*WHAT IS REQUIRED*
Copy nothing but the text: repeat each entry exactly and drop the images.

____________

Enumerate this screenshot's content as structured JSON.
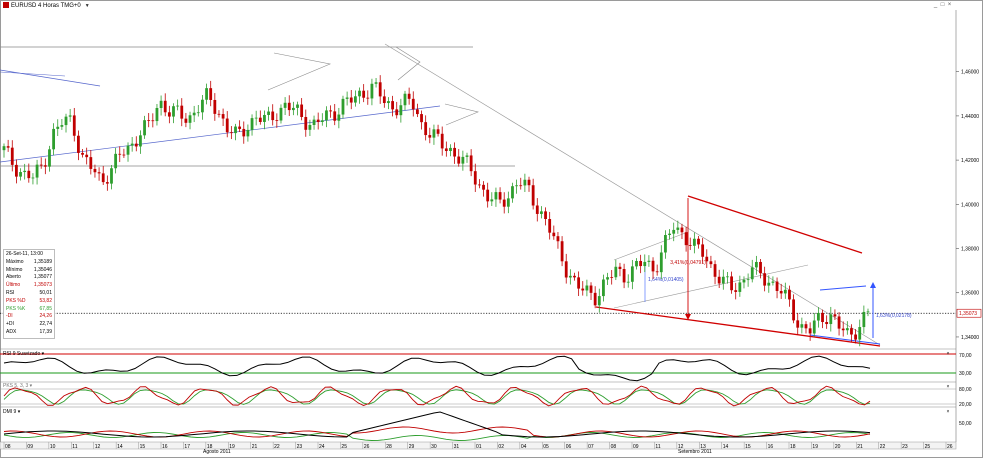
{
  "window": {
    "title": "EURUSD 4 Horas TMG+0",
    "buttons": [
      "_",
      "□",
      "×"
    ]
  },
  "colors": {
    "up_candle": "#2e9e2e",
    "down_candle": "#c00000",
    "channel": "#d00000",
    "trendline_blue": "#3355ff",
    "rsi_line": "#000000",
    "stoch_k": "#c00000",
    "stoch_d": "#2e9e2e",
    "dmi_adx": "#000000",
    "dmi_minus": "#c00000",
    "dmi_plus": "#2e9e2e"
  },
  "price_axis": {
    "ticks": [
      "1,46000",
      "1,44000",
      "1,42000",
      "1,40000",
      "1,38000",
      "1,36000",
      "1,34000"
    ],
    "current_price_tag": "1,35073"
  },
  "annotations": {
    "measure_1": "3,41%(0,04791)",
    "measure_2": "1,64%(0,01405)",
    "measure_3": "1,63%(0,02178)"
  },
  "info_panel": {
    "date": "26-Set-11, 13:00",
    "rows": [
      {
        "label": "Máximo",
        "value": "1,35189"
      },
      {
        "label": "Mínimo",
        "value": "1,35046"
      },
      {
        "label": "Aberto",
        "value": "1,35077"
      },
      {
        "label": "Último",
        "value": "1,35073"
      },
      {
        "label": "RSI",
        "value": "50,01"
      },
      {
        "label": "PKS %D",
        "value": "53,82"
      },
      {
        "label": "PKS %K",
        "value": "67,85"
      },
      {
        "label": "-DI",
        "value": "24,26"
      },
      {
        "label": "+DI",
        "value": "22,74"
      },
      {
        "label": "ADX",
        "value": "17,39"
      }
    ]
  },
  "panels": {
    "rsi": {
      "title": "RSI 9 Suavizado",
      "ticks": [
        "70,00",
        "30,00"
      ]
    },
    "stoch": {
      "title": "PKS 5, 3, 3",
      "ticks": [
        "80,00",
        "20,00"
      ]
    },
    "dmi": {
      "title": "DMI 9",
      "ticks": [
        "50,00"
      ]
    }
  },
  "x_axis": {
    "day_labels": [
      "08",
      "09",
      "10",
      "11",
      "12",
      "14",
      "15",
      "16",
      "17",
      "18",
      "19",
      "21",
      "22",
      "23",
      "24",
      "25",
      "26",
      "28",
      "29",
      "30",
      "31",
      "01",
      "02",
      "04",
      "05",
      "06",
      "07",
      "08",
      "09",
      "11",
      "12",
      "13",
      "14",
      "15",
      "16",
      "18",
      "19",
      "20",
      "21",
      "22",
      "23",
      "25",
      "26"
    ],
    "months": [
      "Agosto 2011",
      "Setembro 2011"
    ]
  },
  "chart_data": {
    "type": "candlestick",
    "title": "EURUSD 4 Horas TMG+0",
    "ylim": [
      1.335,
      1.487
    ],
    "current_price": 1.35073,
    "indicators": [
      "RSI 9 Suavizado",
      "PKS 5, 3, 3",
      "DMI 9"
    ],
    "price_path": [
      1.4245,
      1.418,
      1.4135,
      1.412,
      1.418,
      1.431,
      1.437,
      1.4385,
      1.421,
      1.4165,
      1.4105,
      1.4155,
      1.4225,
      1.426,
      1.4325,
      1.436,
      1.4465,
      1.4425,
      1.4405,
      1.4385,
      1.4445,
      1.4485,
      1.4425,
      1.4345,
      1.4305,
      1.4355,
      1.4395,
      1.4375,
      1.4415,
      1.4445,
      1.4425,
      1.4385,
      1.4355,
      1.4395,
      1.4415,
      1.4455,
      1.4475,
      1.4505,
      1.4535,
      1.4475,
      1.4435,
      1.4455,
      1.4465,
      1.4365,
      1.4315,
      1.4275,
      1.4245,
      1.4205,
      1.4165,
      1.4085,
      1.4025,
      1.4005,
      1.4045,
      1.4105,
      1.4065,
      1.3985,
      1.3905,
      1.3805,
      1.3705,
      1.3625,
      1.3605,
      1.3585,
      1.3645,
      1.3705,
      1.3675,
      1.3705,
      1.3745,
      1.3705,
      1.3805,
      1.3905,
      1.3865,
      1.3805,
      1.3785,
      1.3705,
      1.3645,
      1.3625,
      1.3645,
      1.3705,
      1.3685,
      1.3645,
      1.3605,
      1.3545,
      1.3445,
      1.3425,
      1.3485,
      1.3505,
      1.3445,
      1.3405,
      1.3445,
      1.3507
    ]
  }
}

____________

*FINAL ANSWER*
Enumerate this screenshot's content as structured JSON.
{
  "window": {
    "title": "EURUSD 4 Horas TMG+0",
    "buttons": [
      "_",
      "□",
      "×"
    ]
  },
  "colors": {
    "up_candle": "#2e9e2e",
    "down_candle": "#c00000",
    "channel": "#d00000",
    "trendline_blue": "#3355ff",
    "rsi_line": "#000000",
    "stoch_k": "#c00000",
    "stoch_d": "#2e9e2e",
    "dmi_adx": "#000000",
    "dmi_minus": "#c00000",
    "dmi_plus": "#2e9e2e"
  },
  "price_axis": {
    "ticks": [
      "1,46000",
      "1,44000",
      "1,42000",
      "1,40000",
      "1,38000",
      "1,36000",
      "1,34000"
    ],
    "current_price_tag": "1,35073"
  },
  "annotations": {
    "measure_1": "3,41%(0,04791)",
    "measure_2": "1,64%(0,01405)",
    "measure_3": "1,63%(0,02178)"
  },
  "info_panel": {
    "date": "26-Set-11, 13:00",
    "rows": [
      {
        "label": "Máximo",
        "value": "1,35189"
      },
      {
        "label": "Mínimo",
        "value": "1,35046"
      },
      {
        "label": "Aberto",
        "value": "1,35077"
      },
      {
        "label": "Último",
        "value": "1,35073"
      },
      {
        "label": "RSI",
        "value": "50,01"
      },
      {
        "label": "PKS %D",
        "value": "53,82"
      },
      {
        "label": "PKS %K",
        "value": "67,85"
      },
      {
        "label": "-DI",
        "value": "24,26"
      },
      {
        "label": "+DI",
        "value": "22,74"
      },
      {
        "label": "ADX",
        "value": "17,39"
      }
    ]
  },
  "panels": {
    "rsi": {
      "title": "RSI 9 Suavizado",
      "ticks": [
        "70,00",
        "30,00"
      ]
    },
    "stoch": {
      "title": "PKS 5, 3, 3",
      "ticks": [
        "80,00",
        "20,00"
      ]
    },
    "dmi": {
      "title": "DMI 9",
      "ticks": [
        "50,00"
      ]
    }
  },
  "x_axis": {
    "day_labels": [
      "08",
      "09",
      "10",
      "11",
      "12",
      "14",
      "15",
      "16",
      "17",
      "18",
      "19",
      "21",
      "22",
      "23",
      "24",
      "25",
      "26",
      "28",
      "29",
      "30",
      "31",
      "01",
      "02",
      "04",
      "05",
      "06",
      "07",
      "08",
      "09",
      "11",
      "12",
      "13",
      "14",
      "15",
      "16",
      "18",
      "19",
      "20",
      "21",
      "22",
      "23",
      "25",
      "26"
    ],
    "months": [
      "Agosto 2011",
      "Setembro 2011"
    ]
  },
  "chart_data": {
    "type": "candlestick",
    "title": "EURUSD 4 Horas TMG+0",
    "ylim": [
      1.335,
      1.487
    ],
    "current_price": 1.35073,
    "indicators": [
      "RSI 9 Suavizado",
      "PKS 5, 3, 3",
      "DMI 9"
    ],
    "price_path": [
      1.4245,
      1.418,
      1.4135,
      1.412,
      1.418,
      1.431,
      1.437,
      1.4385,
      1.421,
      1.4165,
      1.4105,
      1.4155,
      1.4225,
      1.426,
      1.4325,
      1.436,
      1.4465,
      1.4425,
      1.4405,
      1.4385,
      1.4445,
      1.4485,
      1.4425,
      1.4345,
      1.4305,
      1.4355,
      1.4395,
      1.4375,
      1.4415,
      1.4445,
      1.4425,
      1.4385,
      1.4355,
      1.4395,
      1.4415,
      1.4455,
      1.4475,
      1.4505,
      1.4535,
      1.4475,
      1.4435,
      1.4455,
      1.4465,
      1.4365,
      1.4315,
      1.4275,
      1.4245,
      1.4205,
      1.4165,
      1.4085,
      1.4025,
      1.4005,
      1.4045,
      1.4105,
      1.4065,
      1.3985,
      1.3905,
      1.3805,
      1.3705,
      1.3625,
      1.3605,
      1.3585,
      1.3645,
      1.3705,
      1.3675,
      1.3705,
      1.3745,
      1.3705,
      1.3805,
      1.3905,
      1.3865,
      1.3805,
      1.3785,
      1.3705,
      1.3645,
      1.3625,
      1.3645,
      1.3705,
      1.3685,
      1.3645,
      1.3605,
      1.3545,
      1.3445,
      1.3425,
      1.3485,
      1.3505,
      1.3445,
      1.3405,
      1.3445,
      1.3507
    ]
  }
}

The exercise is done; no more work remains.